#### EXTRACTED DATA:

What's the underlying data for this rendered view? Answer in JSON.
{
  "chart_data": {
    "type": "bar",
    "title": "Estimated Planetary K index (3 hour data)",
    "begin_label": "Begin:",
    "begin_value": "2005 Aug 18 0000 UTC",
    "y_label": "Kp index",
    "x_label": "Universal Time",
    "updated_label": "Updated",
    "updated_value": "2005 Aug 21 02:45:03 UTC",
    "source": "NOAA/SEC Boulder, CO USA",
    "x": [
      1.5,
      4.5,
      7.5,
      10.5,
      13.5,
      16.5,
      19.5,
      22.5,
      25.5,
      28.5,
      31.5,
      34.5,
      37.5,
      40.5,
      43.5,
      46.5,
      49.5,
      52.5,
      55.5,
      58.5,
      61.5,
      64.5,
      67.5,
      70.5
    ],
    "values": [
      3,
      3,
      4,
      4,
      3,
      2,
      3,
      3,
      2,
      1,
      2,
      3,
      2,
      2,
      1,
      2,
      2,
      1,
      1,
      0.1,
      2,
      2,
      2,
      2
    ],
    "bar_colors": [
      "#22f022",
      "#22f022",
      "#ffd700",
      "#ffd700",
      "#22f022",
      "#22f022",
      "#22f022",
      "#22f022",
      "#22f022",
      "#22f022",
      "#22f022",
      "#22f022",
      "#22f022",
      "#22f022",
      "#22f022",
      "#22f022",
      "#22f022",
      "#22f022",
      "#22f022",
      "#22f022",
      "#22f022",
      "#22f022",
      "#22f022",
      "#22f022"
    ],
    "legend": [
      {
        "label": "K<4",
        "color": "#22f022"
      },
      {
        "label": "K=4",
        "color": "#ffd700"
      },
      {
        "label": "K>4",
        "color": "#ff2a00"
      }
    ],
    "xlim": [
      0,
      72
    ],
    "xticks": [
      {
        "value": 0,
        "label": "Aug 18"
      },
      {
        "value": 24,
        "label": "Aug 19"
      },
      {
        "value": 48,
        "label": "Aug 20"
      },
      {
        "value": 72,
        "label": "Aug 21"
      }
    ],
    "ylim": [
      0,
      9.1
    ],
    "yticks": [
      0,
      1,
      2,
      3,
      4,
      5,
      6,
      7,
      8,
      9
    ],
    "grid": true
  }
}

#### WRITTEN INSTRUCTION:
Return the listing above in its exact form.

#### TASK RESULT:
What's the underlying data for this rendered view? Answer in JSON.
{
  "chart_data": {
    "type": "bar",
    "title": "Estimated Planetary K index (3 hour data)",
    "begin_label": "Begin:",
    "begin_value": "2005 Aug 18 0000 UTC",
    "y_label": "Kp index",
    "x_label": "Universal Time",
    "updated_label": "Updated",
    "updated_value": "2005 Aug 21 02:45:03 UTC",
    "source": "NOAA/SEC Boulder, CO USA",
    "x": [
      1.5,
      4.5,
      7.5,
      10.5,
      13.5,
      16.5,
      19.5,
      22.5,
      25.5,
      28.5,
      31.5,
      34.5,
      37.5,
      40.5,
      43.5,
      46.5,
      49.5,
      52.5,
      55.5,
      58.5,
      61.5,
      64.5,
      67.5,
      70.5
    ],
    "values": [
      3,
      3,
      4,
      4,
      3,
      2,
      3,
      3,
      2,
      1,
      2,
      3,
      2,
      2,
      1,
      2,
      2,
      1,
      1,
      0.1,
      2,
      2,
      2,
      2
    ],
    "bar_colors": [
      "#22f022",
      "#22f022",
      "#ffd700",
      "#ffd700",
      "#22f022",
      "#22f022",
      "#22f022",
      "#22f022",
      "#22f022",
      "#22f022",
      "#22f022",
      "#22f022",
      "#22f022",
      "#22f022",
      "#22f022",
      "#22f022",
      "#22f022",
      "#22f022",
      "#22f022",
      "#22f022",
      "#22f022",
      "#22f022",
      "#22f022",
      "#22f022"
    ],
    "legend": [
      {
        "label": "K<4",
        "color": "#22f022"
      },
      {
        "label": "K=4",
        "color": "#ffd700"
      },
      {
        "label": "K>4",
        "color": "#ff2a00"
      }
    ],
    "xlim": [
      0,
      72
    ],
    "xticks": [
      {
        "value": 0,
        "label": "Aug 18"
      },
      {
        "value": 24,
        "label": "Aug 19"
      },
      {
        "value": 48,
        "label": "Aug 20"
      },
      {
        "value": 72,
        "label": "Aug 21"
      }
    ],
    "ylim": [
      0,
      9.1
    ],
    "yticks": [
      0,
      1,
      2,
      3,
      4,
      5,
      6,
      7,
      8,
      9
    ],
    "grid": true
  }
}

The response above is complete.